**** Data records

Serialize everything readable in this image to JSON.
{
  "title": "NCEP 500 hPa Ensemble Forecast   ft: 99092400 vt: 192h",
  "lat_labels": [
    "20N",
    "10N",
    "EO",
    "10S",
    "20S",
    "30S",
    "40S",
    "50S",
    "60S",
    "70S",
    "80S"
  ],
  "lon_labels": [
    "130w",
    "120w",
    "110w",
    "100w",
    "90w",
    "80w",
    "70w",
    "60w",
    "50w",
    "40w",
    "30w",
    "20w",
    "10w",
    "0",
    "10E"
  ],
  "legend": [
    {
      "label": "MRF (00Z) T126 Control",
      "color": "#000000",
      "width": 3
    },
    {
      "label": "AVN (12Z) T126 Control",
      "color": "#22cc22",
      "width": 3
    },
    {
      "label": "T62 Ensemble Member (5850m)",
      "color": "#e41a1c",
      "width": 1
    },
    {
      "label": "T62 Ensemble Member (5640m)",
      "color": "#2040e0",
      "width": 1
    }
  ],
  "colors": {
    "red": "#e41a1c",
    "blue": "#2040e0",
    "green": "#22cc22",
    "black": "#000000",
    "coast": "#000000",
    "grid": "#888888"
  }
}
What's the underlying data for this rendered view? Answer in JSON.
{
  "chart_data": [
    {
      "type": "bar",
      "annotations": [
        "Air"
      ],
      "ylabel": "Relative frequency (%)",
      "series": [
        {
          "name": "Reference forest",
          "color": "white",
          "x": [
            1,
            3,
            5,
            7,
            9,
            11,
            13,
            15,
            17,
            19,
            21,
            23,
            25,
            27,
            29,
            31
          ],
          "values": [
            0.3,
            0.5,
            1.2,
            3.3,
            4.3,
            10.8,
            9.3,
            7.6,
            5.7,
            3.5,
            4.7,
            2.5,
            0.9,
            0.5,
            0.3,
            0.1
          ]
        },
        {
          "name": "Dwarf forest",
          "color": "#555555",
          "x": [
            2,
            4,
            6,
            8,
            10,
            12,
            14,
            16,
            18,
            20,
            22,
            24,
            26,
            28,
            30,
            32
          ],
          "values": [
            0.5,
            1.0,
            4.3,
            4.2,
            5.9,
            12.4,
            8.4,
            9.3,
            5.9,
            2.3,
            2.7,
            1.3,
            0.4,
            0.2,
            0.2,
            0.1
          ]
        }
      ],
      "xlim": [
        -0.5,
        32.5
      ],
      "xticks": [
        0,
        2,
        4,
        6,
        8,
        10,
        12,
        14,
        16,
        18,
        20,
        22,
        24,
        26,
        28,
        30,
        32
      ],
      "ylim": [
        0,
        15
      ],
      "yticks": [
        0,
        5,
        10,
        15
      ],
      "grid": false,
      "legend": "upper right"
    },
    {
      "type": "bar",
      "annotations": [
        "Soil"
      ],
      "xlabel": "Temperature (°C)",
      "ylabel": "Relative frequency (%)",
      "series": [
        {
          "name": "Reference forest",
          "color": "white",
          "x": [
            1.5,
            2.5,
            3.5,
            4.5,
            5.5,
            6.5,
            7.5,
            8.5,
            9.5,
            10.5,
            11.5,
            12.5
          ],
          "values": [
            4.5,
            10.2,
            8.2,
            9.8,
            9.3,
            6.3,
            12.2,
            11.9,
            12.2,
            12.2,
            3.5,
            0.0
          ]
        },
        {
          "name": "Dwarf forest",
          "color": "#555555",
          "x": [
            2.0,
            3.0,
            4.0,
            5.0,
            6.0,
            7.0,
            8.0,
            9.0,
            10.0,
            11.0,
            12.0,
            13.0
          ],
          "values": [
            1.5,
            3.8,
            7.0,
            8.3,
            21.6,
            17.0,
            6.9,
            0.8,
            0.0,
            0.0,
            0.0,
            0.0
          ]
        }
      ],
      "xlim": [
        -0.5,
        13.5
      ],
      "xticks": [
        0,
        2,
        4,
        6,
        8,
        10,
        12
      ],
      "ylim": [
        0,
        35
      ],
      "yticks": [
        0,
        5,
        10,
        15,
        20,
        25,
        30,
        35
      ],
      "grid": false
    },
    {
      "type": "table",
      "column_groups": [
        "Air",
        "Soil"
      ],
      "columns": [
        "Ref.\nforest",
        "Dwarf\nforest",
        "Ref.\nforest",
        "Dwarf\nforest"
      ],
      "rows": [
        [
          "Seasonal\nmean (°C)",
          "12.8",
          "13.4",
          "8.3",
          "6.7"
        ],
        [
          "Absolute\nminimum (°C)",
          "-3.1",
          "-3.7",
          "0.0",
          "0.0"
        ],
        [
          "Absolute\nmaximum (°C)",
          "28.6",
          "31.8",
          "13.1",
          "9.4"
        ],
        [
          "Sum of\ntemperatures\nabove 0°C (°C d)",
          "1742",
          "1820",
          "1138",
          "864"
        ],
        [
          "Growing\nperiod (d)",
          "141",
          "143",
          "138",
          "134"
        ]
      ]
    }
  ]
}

********

• **Work to be completed**
Repeat all the records. Match each line exactly.

• **Answer to this task**
Serialize everything readable in this image to JSON.
{
  "title": "NCEP 500 hPa Ensemble Forecast   ft: 99092400 vt: 192h",
  "lat_labels": [
    "20N",
    "10N",
    "EO",
    "10S",
    "20S",
    "30S",
    "40S",
    "50S",
    "60S",
    "70S",
    "80S"
  ],
  "lon_labels": [
    "130w",
    "120w",
    "110w",
    "100w",
    "90w",
    "80w",
    "70w",
    "60w",
    "50w",
    "40w",
    "30w",
    "20w",
    "10w",
    "0",
    "10E"
  ],
  "legend": [
    {
      "label": "MRF (00Z) T126 Control",
      "color": "#000000",
      "width": 3
    },
    {
      "label": "AVN (12Z) T126 Control",
      "color": "#22cc22",
      "width": 3
    },
    {
      "label": "T62 Ensemble Member (5850m)",
      "color": "#e41a1c",
      "width": 1
    },
    {
      "label": "T62 Ensemble Member (5640m)",
      "color": "#2040e0",
      "width": 1
    }
  ],
  "colors": {
    "red": "#e41a1c",
    "blue": "#2040e0",
    "green": "#22cc22",
    "black": "#000000",
    "coast": "#000000",
    "grid": "#888888"
  }
}
What's the underlying data for this rendered view? Answer in JSON.
{
  "chart_data": [
    {
      "type": "bar",
      "annotations": [
        "Air"
      ],
      "ylabel": "Relative frequency (%)",
      "series": [
        {
          "name": "Reference forest",
          "color": "white",
          "x": [
            1,
            3,
            5,
            7,
            9,
            11,
            13,
            15,
            17,
            19,
            21,
            23,
            25,
            27,
            29,
            31
          ],
          "values": [
            0.3,
            0.5,
            1.2,
            3.3,
            4.3,
            10.8,
            9.3,
            7.6,
            5.7,
            3.5,
            4.7,
            2.5,
            0.9,
            0.5,
            0.3,
            0.1
          ]
        },
        {
          "name": "Dwarf forest",
          "color": "#555555",
          "x": [
            2,
            4,
            6,
            8,
            10,
            12,
            14,
            16,
            18,
            20,
            22,
            24,
            26,
            28,
            30,
            32
          ],
          "values": [
            0.5,
            1.0,
            4.3,
            4.2,
            5.9,
            12.4,
            8.4,
            9.3,
            5.9,
            2.3,
            2.7,
            1.3,
            0.4,
            0.2,
            0.2,
            0.1
          ]
        }
      ],
      "xlim": [
        -0.5,
        32.5
      ],
      "xticks": [
        0,
        2,
        4,
        6,
        8,
        10,
        12,
        14,
        16,
        18,
        20,
        22,
        24,
        26,
        28,
        30,
        32
      ],
      "ylim": [
        0,
        15
      ],
      "yticks": [
        0,
        5,
        10,
        15
      ],
      "grid": false,
      "legend": "upper right"
    },
    {
      "type": "bar",
      "annotations": [
        "Soil"
      ],
      "xlabel": "Temperature (°C)",
      "ylabel": "Relative frequency (%)",
      "series": [
        {
          "name": "Reference forest",
          "color": "white",
          "x": [
            1.5,
            2.5,
            3.5,
            4.5,
            5.5,
            6.5,
            7.5,
            8.5,
            9.5,
            10.5,
            11.5,
            12.5
          ],
          "values": [
            4.5,
            10.2,
            8.2,
            9.8,
            9.3,
            6.3,
            12.2,
            11.9,
            12.2,
            12.2,
            3.5,
            0.0
          ]
        },
        {
          "name": "Dwarf forest",
          "color": "#555555",
          "x": [
            2.0,
            3.0,
            4.0,
            5.0,
            6.0,
            7.0,
            8.0,
            9.0,
            10.0,
            11.0,
            12.0,
            13.0
          ],
          "values": [
            1.5,
            3.8,
            7.0,
            8.3,
            21.6,
            17.0,
            6.9,
            0.8,
            0.0,
            0.0,
            0.0,
            0.0
          ]
        }
      ],
      "xlim": [
        -0.5,
        13.5
      ],
      "xticks": [
        0,
        2,
        4,
        6,
        8,
        10,
        12
      ],
      "ylim": [
        0,
        35
      ],
      "yticks": [
        0,
        5,
        10,
        15,
        20,
        25,
        30,
        35
      ],
      "grid": false
    },
    {
      "type": "table",
      "column_groups": [
        "Air",
        "Soil"
      ],
      "columns": [
        "Ref.\nforest",
        "Dwarf\nforest",
        "Ref.\nforest",
        "Dwarf\nforest"
      ],
      "rows": [
        [
          "Seasonal\nmean (°C)",
          "12.8",
          "13.4",
          "8.3",
          "6.7"
        ],
        [
          "Absolute\nminimum (°C)",
          "-3.1",
          "-3.7",
          "0.0",
          "0.0"
        ],
        [
          "Absolute\nmaximum (°C)",
          "28.6",
          "31.8",
          "13.1",
          "9.4"
        ],
        [
          "Sum of\ntemperatures\nabove 0°C (°C d)",
          "1742",
          "1820",
          "1138",
          "864"
        ],
        [
          "Growing\nperiod (d)",
          "141",
          "143",
          "138",
          "134"
        ]
      ]
    }
  ]
}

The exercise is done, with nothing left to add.